### Task requirements:
Identify every line containing the word "name" and reproduce each one.

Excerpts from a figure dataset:
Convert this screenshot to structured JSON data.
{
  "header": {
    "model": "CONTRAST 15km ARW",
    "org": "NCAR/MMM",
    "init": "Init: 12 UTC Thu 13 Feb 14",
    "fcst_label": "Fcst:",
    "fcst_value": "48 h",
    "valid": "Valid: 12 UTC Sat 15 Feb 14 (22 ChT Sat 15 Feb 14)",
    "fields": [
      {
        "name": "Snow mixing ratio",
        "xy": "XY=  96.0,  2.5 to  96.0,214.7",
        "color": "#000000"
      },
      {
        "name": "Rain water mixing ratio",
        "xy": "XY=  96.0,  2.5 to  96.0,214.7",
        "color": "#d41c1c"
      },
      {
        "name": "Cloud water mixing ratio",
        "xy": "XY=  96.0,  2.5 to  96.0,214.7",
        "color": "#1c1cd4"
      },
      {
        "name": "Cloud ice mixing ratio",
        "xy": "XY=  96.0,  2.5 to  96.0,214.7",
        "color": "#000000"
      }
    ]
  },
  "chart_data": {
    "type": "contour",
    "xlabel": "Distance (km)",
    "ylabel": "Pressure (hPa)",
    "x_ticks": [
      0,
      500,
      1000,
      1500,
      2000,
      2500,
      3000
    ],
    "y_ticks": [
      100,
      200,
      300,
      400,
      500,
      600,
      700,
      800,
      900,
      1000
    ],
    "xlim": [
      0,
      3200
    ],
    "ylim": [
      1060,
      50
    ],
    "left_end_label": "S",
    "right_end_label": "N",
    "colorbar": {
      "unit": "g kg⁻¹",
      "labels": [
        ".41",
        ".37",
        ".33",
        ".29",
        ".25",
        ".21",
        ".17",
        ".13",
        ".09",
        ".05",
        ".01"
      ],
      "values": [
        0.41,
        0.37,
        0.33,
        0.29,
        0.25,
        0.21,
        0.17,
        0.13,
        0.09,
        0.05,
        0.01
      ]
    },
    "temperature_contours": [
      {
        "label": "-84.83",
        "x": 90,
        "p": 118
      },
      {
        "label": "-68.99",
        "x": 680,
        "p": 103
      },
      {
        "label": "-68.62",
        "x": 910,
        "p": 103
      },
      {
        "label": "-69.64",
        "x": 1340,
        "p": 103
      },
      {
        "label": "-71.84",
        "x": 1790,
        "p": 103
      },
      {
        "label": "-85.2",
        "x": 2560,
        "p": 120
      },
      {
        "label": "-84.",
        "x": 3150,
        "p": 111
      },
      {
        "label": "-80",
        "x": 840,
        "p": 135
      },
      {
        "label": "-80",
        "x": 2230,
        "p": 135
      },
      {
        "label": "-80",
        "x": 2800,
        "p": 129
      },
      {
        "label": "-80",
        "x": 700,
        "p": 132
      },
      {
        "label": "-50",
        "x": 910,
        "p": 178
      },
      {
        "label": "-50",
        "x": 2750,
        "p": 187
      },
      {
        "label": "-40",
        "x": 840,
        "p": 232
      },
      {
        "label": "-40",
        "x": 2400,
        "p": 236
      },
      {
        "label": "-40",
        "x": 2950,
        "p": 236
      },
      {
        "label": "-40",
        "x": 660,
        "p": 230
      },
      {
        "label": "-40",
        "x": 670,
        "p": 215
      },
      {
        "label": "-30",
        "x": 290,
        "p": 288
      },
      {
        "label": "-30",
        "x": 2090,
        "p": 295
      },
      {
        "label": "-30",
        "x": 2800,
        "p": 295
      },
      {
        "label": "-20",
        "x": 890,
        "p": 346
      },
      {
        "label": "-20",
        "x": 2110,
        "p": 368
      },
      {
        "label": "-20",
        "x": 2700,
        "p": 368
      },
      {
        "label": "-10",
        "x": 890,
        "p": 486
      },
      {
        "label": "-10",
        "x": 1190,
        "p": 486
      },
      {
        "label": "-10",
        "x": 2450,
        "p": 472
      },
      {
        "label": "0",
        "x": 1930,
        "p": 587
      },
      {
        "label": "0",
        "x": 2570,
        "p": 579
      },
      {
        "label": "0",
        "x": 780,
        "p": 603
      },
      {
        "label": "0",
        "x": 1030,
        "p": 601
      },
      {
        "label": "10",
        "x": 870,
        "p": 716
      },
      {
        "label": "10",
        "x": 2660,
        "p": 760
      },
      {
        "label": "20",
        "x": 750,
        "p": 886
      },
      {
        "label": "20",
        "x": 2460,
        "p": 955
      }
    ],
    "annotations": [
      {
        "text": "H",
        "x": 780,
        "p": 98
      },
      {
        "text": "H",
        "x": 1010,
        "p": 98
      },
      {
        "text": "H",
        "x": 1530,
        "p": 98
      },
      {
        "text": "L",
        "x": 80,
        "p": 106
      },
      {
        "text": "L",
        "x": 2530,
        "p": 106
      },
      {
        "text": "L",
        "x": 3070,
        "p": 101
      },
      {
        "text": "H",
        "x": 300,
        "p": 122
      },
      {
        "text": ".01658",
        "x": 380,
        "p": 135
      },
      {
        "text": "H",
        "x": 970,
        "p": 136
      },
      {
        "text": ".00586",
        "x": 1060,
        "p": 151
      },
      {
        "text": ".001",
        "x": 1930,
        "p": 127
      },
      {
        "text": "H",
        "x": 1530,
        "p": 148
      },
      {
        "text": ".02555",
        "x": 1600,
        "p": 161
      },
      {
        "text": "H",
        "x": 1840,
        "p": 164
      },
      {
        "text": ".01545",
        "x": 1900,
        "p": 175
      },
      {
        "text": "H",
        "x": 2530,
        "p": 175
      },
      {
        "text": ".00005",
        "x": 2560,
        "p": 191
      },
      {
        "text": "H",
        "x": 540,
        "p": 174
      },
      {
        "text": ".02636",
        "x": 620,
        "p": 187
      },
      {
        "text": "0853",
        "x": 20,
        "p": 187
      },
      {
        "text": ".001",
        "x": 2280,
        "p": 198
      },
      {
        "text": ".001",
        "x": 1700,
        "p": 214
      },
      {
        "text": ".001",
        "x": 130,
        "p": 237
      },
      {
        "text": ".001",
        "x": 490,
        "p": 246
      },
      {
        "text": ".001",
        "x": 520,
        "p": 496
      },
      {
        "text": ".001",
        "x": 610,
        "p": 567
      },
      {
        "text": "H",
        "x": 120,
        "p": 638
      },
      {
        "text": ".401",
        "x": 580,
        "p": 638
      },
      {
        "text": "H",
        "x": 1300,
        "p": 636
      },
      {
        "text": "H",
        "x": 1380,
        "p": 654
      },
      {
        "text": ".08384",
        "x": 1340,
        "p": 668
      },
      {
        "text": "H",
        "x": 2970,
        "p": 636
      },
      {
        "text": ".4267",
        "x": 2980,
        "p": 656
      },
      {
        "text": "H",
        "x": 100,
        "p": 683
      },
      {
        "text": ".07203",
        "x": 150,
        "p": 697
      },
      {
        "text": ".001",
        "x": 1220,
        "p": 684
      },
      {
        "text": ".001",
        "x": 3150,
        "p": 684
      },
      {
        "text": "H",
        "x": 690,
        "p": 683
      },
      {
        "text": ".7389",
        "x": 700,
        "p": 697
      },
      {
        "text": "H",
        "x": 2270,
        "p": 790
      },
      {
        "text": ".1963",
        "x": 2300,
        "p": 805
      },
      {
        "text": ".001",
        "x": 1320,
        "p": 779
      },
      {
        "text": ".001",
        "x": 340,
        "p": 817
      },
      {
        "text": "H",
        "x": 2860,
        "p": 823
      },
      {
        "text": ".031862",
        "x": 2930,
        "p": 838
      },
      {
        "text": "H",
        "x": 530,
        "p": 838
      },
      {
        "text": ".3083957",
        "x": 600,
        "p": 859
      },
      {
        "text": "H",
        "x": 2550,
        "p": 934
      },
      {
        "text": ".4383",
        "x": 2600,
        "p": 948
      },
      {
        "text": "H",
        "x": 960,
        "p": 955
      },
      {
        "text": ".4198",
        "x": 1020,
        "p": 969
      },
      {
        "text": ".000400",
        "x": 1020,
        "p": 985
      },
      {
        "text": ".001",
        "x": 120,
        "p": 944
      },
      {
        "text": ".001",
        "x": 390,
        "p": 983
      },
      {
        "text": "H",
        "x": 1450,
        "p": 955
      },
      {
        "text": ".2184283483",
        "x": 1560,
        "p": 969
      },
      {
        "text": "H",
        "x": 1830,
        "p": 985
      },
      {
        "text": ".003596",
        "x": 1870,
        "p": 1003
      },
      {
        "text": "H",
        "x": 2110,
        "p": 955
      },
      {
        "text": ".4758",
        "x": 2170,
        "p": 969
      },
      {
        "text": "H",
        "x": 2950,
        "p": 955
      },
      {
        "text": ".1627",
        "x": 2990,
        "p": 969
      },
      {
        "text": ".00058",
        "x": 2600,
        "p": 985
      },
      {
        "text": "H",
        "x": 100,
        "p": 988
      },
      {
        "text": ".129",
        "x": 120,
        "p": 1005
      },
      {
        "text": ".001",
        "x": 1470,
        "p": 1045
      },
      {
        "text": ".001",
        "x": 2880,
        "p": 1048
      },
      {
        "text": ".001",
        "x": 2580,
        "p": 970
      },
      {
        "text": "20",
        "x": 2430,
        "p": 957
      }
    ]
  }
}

### Finished answer:
        "name": "Snow mixing ratio",
        "name": "Rain water mixing ratio",
        "name": "Cloud water mixing ratio",
        "name": "Cloud ice mixing ratio",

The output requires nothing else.